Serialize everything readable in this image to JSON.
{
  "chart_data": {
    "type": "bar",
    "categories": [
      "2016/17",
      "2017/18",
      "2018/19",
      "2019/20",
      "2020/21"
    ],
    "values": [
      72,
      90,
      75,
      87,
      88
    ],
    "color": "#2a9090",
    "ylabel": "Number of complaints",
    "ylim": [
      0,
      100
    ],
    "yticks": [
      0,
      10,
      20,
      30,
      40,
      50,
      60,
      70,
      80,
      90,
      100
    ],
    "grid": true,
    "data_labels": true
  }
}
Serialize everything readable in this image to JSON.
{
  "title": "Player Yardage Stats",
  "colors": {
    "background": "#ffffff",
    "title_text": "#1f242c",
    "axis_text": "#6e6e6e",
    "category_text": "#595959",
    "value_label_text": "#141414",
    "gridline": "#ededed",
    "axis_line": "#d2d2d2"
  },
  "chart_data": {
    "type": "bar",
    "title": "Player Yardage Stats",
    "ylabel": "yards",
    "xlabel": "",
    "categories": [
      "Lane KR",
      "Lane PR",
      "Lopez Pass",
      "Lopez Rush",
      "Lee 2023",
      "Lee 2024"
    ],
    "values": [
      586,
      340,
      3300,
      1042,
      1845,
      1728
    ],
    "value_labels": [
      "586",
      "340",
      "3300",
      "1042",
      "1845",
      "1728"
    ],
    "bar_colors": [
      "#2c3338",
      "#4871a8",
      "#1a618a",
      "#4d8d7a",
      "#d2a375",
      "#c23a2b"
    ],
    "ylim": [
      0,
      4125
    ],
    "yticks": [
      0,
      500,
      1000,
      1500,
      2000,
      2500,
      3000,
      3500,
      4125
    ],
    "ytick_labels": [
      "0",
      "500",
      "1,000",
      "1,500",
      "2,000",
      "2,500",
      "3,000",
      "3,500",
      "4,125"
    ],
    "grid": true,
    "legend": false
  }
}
++++
* _Instructions for the task_: Copy all the records above precisely.

* _Output of the exercise_:
Serialize everything readable in this image to JSON.
{
  "chart_data": {
    "type": "bar",
    "categories": [
      "2016/17",
      "2017/18",
      "2018/19",
      "2019/20",
      "2020/21"
    ],
    "values": [
      72,
      90,
      75,
      87,
      88
    ],
    "color": "#2a9090",
    "ylabel": "Number of complaints",
    "ylim": [
      0,
      100
    ],
    "yticks": [
      0,
      10,
      20,
      30,
      40,
      50,
      60,
      70,
      80,
      90,
      100
    ],
    "grid": true,
    "data_labels": true
  }
}
Serialize everything readable in this image to JSON.
{
  "title": "Player Yardage Stats",
  "colors": {
    "background": "#ffffff",
    "title_text": "#1f242c",
    "axis_text": "#6e6e6e",
    "category_text": "#595959",
    "value_label_text": "#141414",
    "gridline": "#ededed",
    "axis_line": "#d2d2d2"
  },
  "chart_data": {
    "type": "bar",
    "title": "Player Yardage Stats",
    "ylabel": "yards",
    "xlabel": "",
    "categories": [
      "Lane KR",
      "Lane PR",
      "Lopez Pass",
      "Lopez Rush",
      "Lee 2023",
      "Lee 2024"
    ],
    "values": [
      586,
      340,
      3300,
      1042,
      1845,
      1728
    ],
    "value_labels": [
      "586",
      "340",
      "3300",
      "1042",
      "1845",
      "1728"
    ],
    "bar_colors": [
      "#2c3338",
      "#4871a8",
      "#1a618a",
      "#4d8d7a",
      "#d2a375",
      "#c23a2b"
    ],
    "ylim": [
      0,
      4125
    ],
    "yticks": [
      0,
      500,
      1000,
      1500,
      2000,
      2500,
      3000,
      3500,
      4125
    ],
    "ytick_labels": [
      "0",
      "500",
      "1,000",
      "1,500",
      "2,000",
      "2,500",
      "3,000",
      "3,500",
      "4,125"
    ],
    "grid": true,
    "legend": false
  }
}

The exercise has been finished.